Short problem:
Exact reproduction is required for all entries.

* BEGIN Material for the task *

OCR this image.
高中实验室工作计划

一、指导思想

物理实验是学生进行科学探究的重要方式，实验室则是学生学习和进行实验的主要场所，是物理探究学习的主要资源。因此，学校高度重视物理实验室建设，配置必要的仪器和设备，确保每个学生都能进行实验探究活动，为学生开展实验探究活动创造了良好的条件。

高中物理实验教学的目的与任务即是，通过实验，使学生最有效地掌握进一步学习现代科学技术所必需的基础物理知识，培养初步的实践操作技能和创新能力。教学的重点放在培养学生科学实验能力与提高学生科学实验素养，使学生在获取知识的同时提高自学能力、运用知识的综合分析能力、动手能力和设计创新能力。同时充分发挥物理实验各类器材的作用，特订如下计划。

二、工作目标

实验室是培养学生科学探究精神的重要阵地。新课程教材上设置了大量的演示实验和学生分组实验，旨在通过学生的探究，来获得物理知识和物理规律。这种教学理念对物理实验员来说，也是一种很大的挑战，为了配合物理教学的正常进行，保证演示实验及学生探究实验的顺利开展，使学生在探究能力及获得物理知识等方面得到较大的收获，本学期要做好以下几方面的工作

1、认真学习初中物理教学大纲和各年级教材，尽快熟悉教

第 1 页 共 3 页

* END Material for the task *

Response:
OCR this image.
高中实验室工作计划

一、指导思想

物理实验是学生进行科学探究的重要方式，实验室则是学生学习和进行实验的主要场所，是物理探究学习的主要资源。因此，学校高度重视物理实验室建设，配置必要的仪器和设备，确保每个学生都能进行实验探究活动，为学生开展实验探究活动创造了良好的条件。

高中物理实验教学的目的与任务即是，通过实验，使学生最有效地掌握进一步学习现代科学技术所必需的基础物理知识，培养初步的实践操作技能和创新能力。教学的重点放在培养学生科学实验能力与提高学生科学实验素养，使学生在获取知识的同时提高自学能力、运用知识的综合分析能力、动手能力和设计创新能力。同时充分发挥物理实验各类器材的作用，特订如下计划。

二、工作目标

实验室是培养学生科学探究精神的重要阵地。新课程教材上设置了大量的演示实验和学生分组实验，旨在通过学生的探究，来获得物理知识和物理规律。这种教学理念对物理实验员来说，也是一种很大的挑战，为了配合物理教学的正常进行，保证演示实验及学生探究实验的顺利开展，使学生在探究能力及获得物理知识等方面得到较大的收获，本学期要做好以下几方面的工作

1、认真学习初中物理教学大纲和各年级教材，尽快熟悉教

第 1 页 共 3 页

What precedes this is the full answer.